* _Extract provided_:

━━━━━━━━━━━━━━━━━━━━━━━━━━━━━━

Rhyming syllables do not require identical tones, but must be of the same tone class: either all flat (e.g. dâu, màu, sầu), or all sharp (e.g. đấy, cấy). Flat rhymes tend to create a feeling of gentleness and smoothness, whereas sharp rhymes create a feeling of roughness, motion, wakefulness.

Rhyme can be further classified as "rich" or "poor". Rich rhyme (not to be confused with Rime riche) has the same tone class, and the same vowel sound: flat (Phương, sương, cường, trường) or sharp (Thánh, cảnh, lãnh, ánh).

Lầu Tần chiều nhạt vẻ thu
Gối loan tuyết đóng, chăn cù giá đông

Poor rhyme has the same tone class, but slightly different vowel sounds: flat (Minh, khanh, huỳnh, hoành) or sharp (Mến, lẽn, quyện, hển)

━━━━━━━━━━━━━━━━━━━━━━━━━━━━━━

* _Raw data_:
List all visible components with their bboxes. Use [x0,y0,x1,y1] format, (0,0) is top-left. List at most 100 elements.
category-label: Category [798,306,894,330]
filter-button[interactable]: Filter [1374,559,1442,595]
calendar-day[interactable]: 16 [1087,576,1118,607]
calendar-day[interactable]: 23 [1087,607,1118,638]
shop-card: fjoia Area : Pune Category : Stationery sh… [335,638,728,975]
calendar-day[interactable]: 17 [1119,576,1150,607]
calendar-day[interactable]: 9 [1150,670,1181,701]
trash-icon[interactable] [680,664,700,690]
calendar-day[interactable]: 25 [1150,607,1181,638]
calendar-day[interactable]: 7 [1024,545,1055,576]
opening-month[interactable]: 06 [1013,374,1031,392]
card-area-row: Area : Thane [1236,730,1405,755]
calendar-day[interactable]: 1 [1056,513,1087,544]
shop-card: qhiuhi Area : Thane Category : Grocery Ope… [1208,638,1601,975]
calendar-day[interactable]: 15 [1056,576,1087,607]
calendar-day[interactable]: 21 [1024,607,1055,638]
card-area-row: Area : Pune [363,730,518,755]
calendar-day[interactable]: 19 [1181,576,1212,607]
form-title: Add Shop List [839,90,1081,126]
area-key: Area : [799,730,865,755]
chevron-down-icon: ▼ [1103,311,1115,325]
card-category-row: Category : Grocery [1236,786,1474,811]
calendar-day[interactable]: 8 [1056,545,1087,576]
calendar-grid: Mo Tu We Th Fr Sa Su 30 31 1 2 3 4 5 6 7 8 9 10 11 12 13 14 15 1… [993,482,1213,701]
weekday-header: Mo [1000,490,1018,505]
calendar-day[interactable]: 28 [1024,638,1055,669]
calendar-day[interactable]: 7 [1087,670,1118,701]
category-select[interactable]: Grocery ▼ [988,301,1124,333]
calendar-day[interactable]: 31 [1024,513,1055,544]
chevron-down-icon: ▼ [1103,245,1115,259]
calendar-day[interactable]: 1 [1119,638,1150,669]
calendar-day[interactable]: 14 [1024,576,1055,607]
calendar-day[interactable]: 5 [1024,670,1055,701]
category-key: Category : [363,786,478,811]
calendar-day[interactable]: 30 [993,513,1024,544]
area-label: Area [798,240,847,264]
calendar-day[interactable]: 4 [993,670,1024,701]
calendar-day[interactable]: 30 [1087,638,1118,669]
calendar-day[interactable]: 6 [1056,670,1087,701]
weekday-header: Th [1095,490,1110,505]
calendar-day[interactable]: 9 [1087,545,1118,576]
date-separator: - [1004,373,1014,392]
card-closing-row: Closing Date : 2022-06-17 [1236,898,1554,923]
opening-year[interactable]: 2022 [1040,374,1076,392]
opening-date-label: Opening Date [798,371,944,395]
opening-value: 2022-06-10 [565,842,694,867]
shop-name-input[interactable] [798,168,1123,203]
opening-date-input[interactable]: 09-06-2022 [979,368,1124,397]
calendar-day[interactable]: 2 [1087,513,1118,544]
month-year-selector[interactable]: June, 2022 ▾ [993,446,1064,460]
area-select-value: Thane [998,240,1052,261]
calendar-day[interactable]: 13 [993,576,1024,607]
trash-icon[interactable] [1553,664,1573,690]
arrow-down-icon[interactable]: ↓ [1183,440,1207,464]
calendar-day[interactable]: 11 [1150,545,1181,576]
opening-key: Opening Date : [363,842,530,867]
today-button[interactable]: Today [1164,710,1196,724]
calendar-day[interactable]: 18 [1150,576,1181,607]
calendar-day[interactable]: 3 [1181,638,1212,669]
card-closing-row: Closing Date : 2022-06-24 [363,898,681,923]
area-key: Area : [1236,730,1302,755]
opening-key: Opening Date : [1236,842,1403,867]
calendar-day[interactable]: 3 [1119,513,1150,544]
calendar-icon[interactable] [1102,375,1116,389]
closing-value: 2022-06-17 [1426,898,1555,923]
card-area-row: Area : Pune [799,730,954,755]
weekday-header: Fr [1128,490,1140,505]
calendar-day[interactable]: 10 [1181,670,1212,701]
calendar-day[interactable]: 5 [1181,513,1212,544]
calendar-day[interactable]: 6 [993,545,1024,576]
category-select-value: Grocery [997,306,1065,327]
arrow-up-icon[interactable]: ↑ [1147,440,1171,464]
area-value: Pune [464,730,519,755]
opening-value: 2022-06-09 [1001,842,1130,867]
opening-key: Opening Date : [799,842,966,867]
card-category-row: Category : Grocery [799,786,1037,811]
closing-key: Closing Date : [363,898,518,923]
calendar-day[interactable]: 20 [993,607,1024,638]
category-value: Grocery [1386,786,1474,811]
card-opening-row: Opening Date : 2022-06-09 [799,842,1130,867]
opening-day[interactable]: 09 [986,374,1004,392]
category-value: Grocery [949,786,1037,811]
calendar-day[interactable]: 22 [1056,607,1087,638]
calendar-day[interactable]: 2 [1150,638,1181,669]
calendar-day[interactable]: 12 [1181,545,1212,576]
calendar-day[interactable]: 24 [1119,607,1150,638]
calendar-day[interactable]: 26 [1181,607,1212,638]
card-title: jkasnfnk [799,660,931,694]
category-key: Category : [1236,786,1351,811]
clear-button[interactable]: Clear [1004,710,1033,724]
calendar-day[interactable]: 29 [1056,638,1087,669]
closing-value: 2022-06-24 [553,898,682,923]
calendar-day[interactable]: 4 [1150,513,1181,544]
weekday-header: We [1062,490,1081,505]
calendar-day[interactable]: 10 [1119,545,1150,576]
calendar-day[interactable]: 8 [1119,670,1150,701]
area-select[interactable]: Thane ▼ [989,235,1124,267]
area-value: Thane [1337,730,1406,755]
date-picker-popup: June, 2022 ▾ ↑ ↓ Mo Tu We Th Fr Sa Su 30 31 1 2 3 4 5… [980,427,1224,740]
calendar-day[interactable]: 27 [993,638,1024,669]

━━━━━━━━━━━━━━━━━━━━━━━━━━━━━━

* _Written exercise 1_: Sum up the text on rhyme in two sentences.
* _Written exercise 2_: Transcribe the part of the text on rhyme that opens with the words containing "Rhyming syllables do" and closes with "cảnh, lãnh, ánh).".
* _Written exercise 3_: Go on with the text on rhyme, starting right after its final sentence.

* _Output 1_: Rhyming syllables need not share identical tones but must belong to the same tone class, either all flat or all sharp, with flat rhymes feeling gentle and smooth and sharp rhymes feeling rough and wakeful. Rich rhyme has the same tone class and the same vowel sound, while poor rhyme has the same tone class but slightly different vowel sounds.

* _Output 2_:
Rhyming syllables do not require identical tones, but must be of the same tone class: either all flat (e.g. dâu, màu, sầu), or all sharp (e.g. đấy, cấy). Flat rhymes tend to create a feeling of gentleness and smoothness, whereas sharp rhymes create a feeling of roughness, motion, wakefulness.

Rhyme can be further classified as "rich" or "poor". Rich rhyme (not to be confused with Rime riche) has the same tone class, and the same vowel sound: flat (Phương, sương, cường, trường) or sharp (Thánh, cảnh, lãnh, ánh).

* _Output 3_:
Người lên ngựa kẻ chia bào
Rừng phong thu đã nhuộm màu quan san

Finally, poets may sometimes use a "slant rhyme":

Người về chiếc bóng năm canh
Kẻ đi muôn dặm một mình xa xôi

== Verse form ==

=== Regulated verse ===

The earliest extant poems by Vietnamese poets are in fact written in the Chinese language, in Chinese characters, and in Chinese verse forms — specifically the regulated verse (luật thi) of the Tang dynasty. These strict forms were favored by the intelligentsia, and competence in composition was required for civil service examinations. Regulated verse — later written in Vietnamese as well as Chinese — has continued to exert an influence on Vietnamese poetry throughout its history.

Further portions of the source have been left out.